━━ SUPPLIED DATA ━━
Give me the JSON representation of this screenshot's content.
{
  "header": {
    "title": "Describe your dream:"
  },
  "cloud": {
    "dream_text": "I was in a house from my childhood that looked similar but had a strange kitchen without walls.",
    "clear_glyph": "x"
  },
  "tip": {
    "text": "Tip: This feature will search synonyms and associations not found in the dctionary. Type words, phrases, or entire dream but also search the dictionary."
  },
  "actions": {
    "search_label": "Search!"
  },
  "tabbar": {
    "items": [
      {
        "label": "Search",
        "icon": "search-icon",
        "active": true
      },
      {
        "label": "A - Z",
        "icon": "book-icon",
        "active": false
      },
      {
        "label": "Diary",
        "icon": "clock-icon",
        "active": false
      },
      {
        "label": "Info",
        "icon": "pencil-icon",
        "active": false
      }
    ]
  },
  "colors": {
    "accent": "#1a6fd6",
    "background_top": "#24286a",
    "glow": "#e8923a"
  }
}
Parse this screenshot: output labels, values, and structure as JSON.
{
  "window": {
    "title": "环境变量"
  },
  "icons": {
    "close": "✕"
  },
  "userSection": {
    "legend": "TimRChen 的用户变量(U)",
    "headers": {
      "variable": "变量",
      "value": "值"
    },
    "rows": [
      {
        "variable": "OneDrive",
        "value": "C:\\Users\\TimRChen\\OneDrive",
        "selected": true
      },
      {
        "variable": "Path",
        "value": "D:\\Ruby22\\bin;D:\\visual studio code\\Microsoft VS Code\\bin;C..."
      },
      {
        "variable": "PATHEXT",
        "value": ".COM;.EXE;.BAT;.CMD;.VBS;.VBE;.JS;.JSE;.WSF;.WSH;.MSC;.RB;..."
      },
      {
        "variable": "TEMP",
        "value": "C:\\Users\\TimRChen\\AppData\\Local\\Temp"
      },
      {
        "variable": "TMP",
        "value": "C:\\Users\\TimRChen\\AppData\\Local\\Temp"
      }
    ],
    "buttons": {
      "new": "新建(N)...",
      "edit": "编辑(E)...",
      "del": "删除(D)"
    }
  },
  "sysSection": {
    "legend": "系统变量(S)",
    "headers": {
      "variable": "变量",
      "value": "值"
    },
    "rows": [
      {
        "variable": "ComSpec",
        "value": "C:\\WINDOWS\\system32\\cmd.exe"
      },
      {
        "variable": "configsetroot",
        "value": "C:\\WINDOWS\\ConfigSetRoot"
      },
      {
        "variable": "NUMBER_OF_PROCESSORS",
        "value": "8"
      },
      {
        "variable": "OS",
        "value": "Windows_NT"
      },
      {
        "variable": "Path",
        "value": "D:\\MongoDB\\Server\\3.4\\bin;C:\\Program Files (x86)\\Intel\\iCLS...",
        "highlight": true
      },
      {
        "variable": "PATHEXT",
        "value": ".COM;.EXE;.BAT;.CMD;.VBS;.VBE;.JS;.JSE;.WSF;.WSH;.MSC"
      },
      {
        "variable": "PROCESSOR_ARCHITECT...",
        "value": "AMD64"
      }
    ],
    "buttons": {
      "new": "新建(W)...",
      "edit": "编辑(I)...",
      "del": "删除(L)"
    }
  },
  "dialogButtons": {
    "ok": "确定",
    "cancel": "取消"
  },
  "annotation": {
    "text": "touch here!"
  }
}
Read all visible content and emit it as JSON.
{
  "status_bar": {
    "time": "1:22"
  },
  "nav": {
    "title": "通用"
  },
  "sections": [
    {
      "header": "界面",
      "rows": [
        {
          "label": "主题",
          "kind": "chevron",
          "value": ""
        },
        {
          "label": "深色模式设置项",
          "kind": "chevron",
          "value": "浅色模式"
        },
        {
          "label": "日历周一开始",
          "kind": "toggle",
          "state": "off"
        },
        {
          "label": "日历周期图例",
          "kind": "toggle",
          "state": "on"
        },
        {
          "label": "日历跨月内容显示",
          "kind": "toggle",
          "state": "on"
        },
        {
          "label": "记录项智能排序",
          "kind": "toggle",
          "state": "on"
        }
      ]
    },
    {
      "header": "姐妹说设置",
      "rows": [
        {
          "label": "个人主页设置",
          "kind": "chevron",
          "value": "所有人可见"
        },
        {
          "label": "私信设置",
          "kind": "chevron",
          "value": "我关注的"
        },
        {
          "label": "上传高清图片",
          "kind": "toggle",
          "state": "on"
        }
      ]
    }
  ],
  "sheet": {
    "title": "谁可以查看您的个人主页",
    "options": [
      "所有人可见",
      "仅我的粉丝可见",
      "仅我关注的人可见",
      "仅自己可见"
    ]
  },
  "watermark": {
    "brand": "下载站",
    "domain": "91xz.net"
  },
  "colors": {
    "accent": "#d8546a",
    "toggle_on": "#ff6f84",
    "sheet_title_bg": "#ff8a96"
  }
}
━━━
### EXERCISE OBJECTIVE
Read the data above and count the lines that include "true". Answer only with the count.

### WRITTEN SOLUTION
3